Images do not belong in the copy. Retype all the entries below exactly.

== == ==

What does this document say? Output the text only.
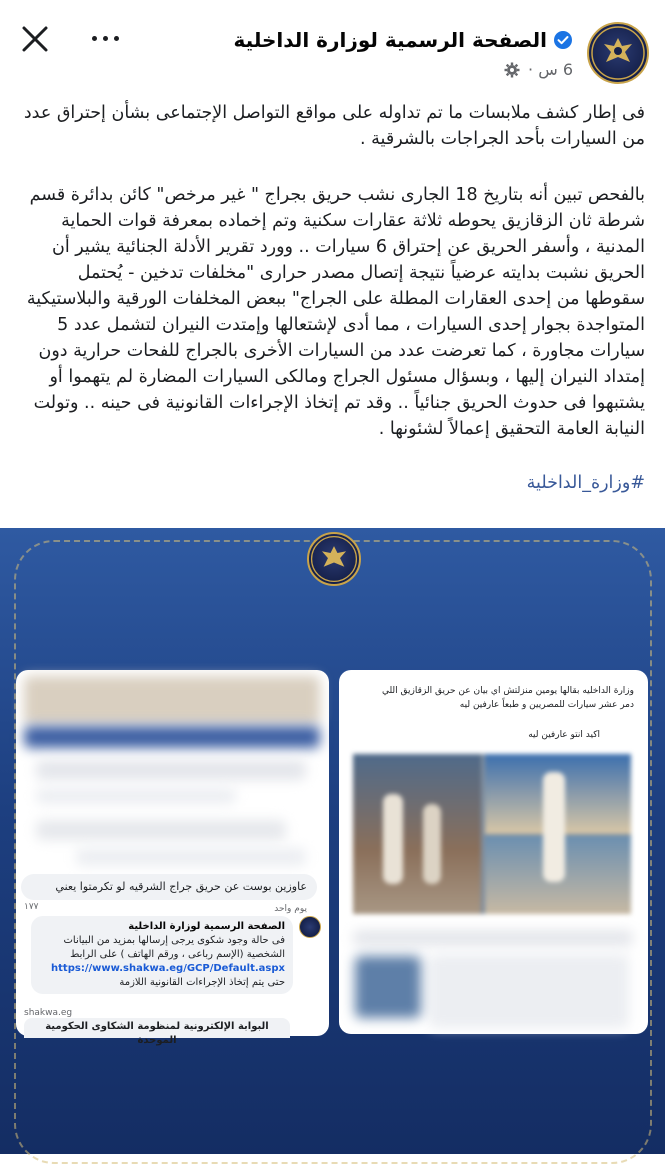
الصفحة الرسمية لوزارة الداخلية
6 س ·

فى إطار كشف ملابسات ما تم تداوله على مواقع التواصل الإجتماعى بشأن إحتراق عدد من السيارات بأحد الجراجات بالشرقية .

بالفحص تبين أنه بتاريخ 18 الجارى نشب حريق بجراج " غير مرخص" كائن بدائرة قسم شرطة ثان الزقازيق يحوطه ثلاثة عقارات سكنية وتم إخماده بمعرفة قوات الحماية المدنية ، وأسفر الحريق عن إحتراق 6 سيارات .. وورد تقرير الأدلة الجنائية يشير أن الحريق نشبت بدايته عرضياً نتيجة إتصال مصدر حرارى "مخلفات تدخين - يُحتمل سقوطها من إحدى العقارات المطلة على الجراج" ببعض المخلفات الورقية والبلاستيكية المتواجدة بجوار إحدى السيارات ، مما أدى لإشتعالها وإمتدت النيران لتشمل عدد 5 سيارات مجاورة ، كما تعرضت عدد من السيارات الأخرى بالجراج للفحات حرارية دون إمتداد النيران إليها ، وبسؤال مسئول الجراج ومالكى السيارات المضارة لم يتهموا أو يشتبهوا فى حدوث الحريق جنائياً .. وقد تم إتخاذ الإجراءات القانونية فى حينه .. وتولت النيابة العامة التحقيق إعمالاً لشئونها .

#وزارة_الداخلية
عاوزين بوست عن حريق جراج الشرقيه لو تكرمتوا يعني
يوم واحد
١٧٧
الصفحة الرسمية لوزارة الداخلية
فى حالة وجود شكوى يرجى إرسالها بمزيد من البيانات الشخصية (الإسم رباعى ، ورقم الهاتف ) على الرابط
https://www.shakwa.eg/GCP/Default.aspx
حتى يتم إتخاذ الإجراءات القانونية اللازمة
shakwa.eg
البوابة الإلكترونية لمنظومة الشكاوى الحكومية الموحدة
وزارة الداخليه بقالها يومين منزلتش اي بيان عن حريق الزقازيق اللي دمر عشر سيارات للمصريين و طبعاً عارفين ليه
اكيد انتو عارفين ليه
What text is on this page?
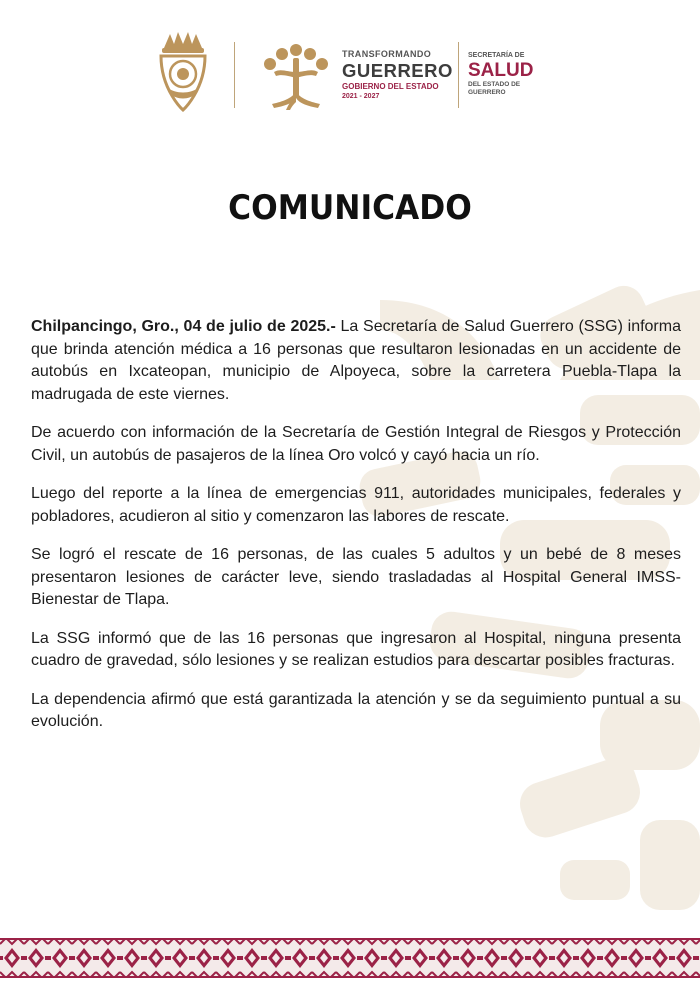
TRANSFORMANDO
GUERRERO
GOBIERNO DEL ESTADO
2021 - 2027
SECRETARÍA DE
SALUD
DEL ESTADO DE
GUERRERO
COMUNICADO

Chilpancingo, Gro., 04 de julio de 2025.- La Secretaría de Salud Guerrero (SSG) informa que brinda atención médica a 16 personas que resultaron lesionadas en un accidente de autobús en Ixcateopan, municipio de Alpoyeca, sobre la carretera Puebla-Tlapa la madrugada de este viernes.

De acuerdo con información de la Secretaría de Gestión Integral de Riesgos y Protección Civil, un autobús de pasajeros de la línea Oro volcó y cayó hacia un río.

Luego del reporte a la línea de emergencias 911, autoridades municipales, federales y pobladores, acudieron al sitio y comenzaron las labores de rescate.

Se logró el rescate de 16 personas, de las cuales 5 adultos y un bebé de 8 meses presentaron lesiones de carácter leve, siendo trasladadas al Hospital General IMSS-Bienestar de Tlapa.

La SSG informó que de las 16 personas que ingresaron al Hospital, ninguna presenta cuadro de gravedad, sólo lesiones y se realizan estudios para descartar posibles fracturas.

La dependencia afirmó que está garantizada la atención y se da seguimiento puntual a su evolución.
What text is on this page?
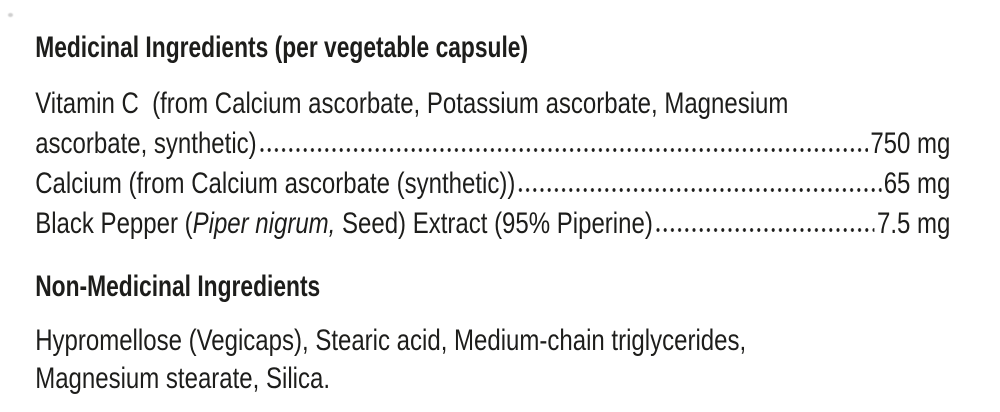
Medicinal Ingredients (per vegetable capsule)
Vitamin C  (from Calcium ascorbate, Potassium ascorbate, Magnesium
ascorbate, synthetic)	750 mg
Calcium (from Calcium ascorbate (synthetic))	65 mg
Black Pepper ( Piper nigrum, Seed) Extract (95% Piperine)	7.5 mg
Non-Medicinal Ingredients
Hypromellose (Vegicaps), Stearic acid, Medium-chain triglycerides,
Magnesium stearate, Silica.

== == ==

## The reply
What does this document say? Output the text only.
الصفحة الرسمية لوزارة الداخلية
6 س ·

فى إطار كشف ملابسات ما تم تداوله على مواقع التواصل الإجتماعى بشأن إحتراق عدد من السيارات بأحد الجراجات بالشرقية .

بالفحص تبين أنه بتاريخ 18 الجارى نشب حريق بجراج " غير مرخص" كائن بدائرة قسم شرطة ثان الزقازيق يحوطه ثلاثة عقارات سكنية وتم إخماده بمعرفة قوات الحماية المدنية ، وأسفر الحريق عن إحتراق 6 سيارات .. وورد تقرير الأدلة الجنائية يشير أن الحريق نشبت بدايته عرضياً نتيجة إتصال مصدر حرارى "مخلفات تدخين - يُحتمل سقوطها من إحدى العقارات المطلة على الجراج" ببعض المخلفات الورقية والبلاستيكية المتواجدة بجوار إحدى السيارات ، مما أدى لإشتعالها وإمتدت النيران لتشمل عدد 5 سيارات مجاورة ، كما تعرضت عدد من السيارات الأخرى بالجراج للفحات حرارية دون إمتداد النيران إليها ، وبسؤال مسئول الجراج ومالكى السيارات المضارة لم يتهموا أو يشتبهوا فى حدوث الحريق جنائياً .. وقد تم إتخاذ الإجراءات القانونية فى حينه .. وتولت النيابة العامة التحقيق إعمالاً لشئونها .

#وزارة_الداخلية
عاوزين بوست عن حريق جراج الشرقيه لو تكرمتوا يعني
يوم واحد
١٧٧
الصفحة الرسمية لوزارة الداخلية
فى حالة وجود شكوى يرجى إرسالها بمزيد من البيانات الشخصية (الإسم رباعى ، ورقم الهاتف ) على الرابط
https://www.shakwa.eg/GCP/Default.aspx
حتى يتم إتخاذ الإجراءات القانونية اللازمة
shakwa.eg
البوابة الإلكترونية لمنظومة الشكاوى الحكومية الموحدة
وزارة الداخليه بقالها يومين منزلتش اي بيان عن حريق الزقازيق اللي دمر عشر سيارات للمصريين و طبعاً عارفين ليه
اكيد انتو عارفين ليه
What text is on this page?
TRANSFORMANDO
GUERRERO
GOBIERNO DEL ESTADO
2021 - 2027
SECRETARÍA DE
SALUD
DEL ESTADO DE
GUERRERO
COMUNICADO

Chilpancingo, Gro., 04 de julio de 2025.- La Secretaría de Salud Guerrero (SSG) informa que brinda atención médica a 16 personas que resultaron lesionadas en un accidente de autobús en Ixcateopan, municipio de Alpoyeca, sobre la carretera Puebla-Tlapa la madrugada de este viernes.

De acuerdo con información de la Secretaría de Gestión Integral de Riesgos y Protección Civil, un autobús de pasajeros de la línea Oro volcó y cayó hacia un río.

Luego del reporte a la línea de emergencias 911, autoridades municipales, federales y pobladores, acudieron al sitio y comenzaron las labores de rescate.

Se logró el rescate de 16 personas, de las cuales 5 adultos y un bebé de 8 meses presentaron lesiones de carácter leve, siendo trasladadas al Hospital General IMSS-Bienestar de Tlapa.

La SSG informó que de las 16 personas que ingresaron al Hospital, ninguna presenta cuadro de gravedad, sólo lesiones y se realizan estudios para descartar posibles fracturas.

La dependencia afirmó que está garantizada la atención y se da seguimiento puntual a su evolución.
What text is on this page?
Medicinal Ingredients (per vegetable capsule)
Vitamin C  (from Calcium ascorbate, Potassium ascorbate, Magnesium
ascorbate, synthetic)	750 mg
Calcium (from Calcium ascorbate (synthetic))	65 mg
Black Pepper ( Piper nigrum, Seed) Extract (95% Piperine)	7.5 mg
Non-Medicinal Ingredients
Hypromellose (Vegicaps), Stearic acid, Medium-chain triglycerides,
Magnesium stearate, Silica.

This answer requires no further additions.